* **Supplied information**:
────

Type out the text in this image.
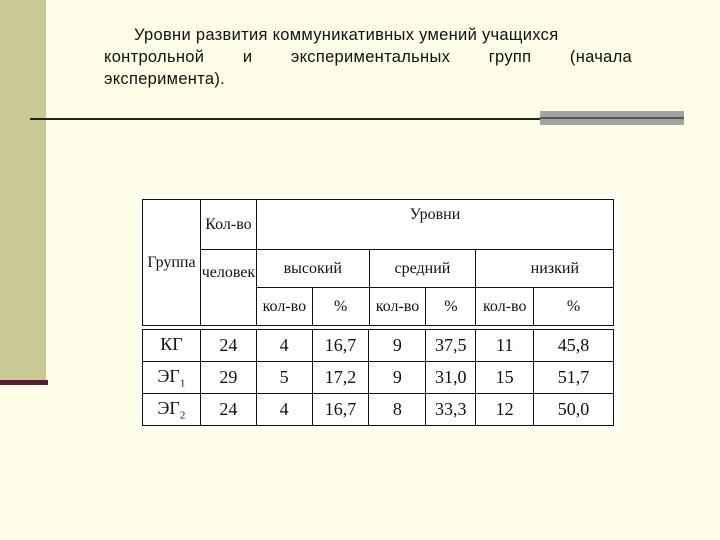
Уровни развития коммуникативных умений учащихся
контрольной и экспериментальных групп (начала
эксперимента).
Группа	Кол-во	Уровни					
	человек	высокий		средний		низкий	
		кол-во	%	кол-во	%	кол-во	%
КГ	24	4	16,7	9	37,5	11	45,8
$ЭГ_1$	29	5	17,2	9	31,0	15	51,7
$ЭГ_2$	24	4	16,7	8	33,3	12	50,0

────

* **Brief**:
Reproduce the data verbatim. Do not carry any picture into the copy.

* **Answer below**:
Type out the text in this image.
Уровни развития коммуникативных умений учащихся
контрольной и экспериментальных групп (начала
эксперимента).
Группа	Кол-во	Уровни					
	человек	высокий		средний		низкий	
		кол-во	%	кол-во	%	кол-во	%
КГ	24	4	16,7	9	37,5	11	45,8
$ЭГ_1$	29	5	17,2	9	31,0	15	51,7
$ЭГ_2$	24	4	16,7	8	33,3	12	50,0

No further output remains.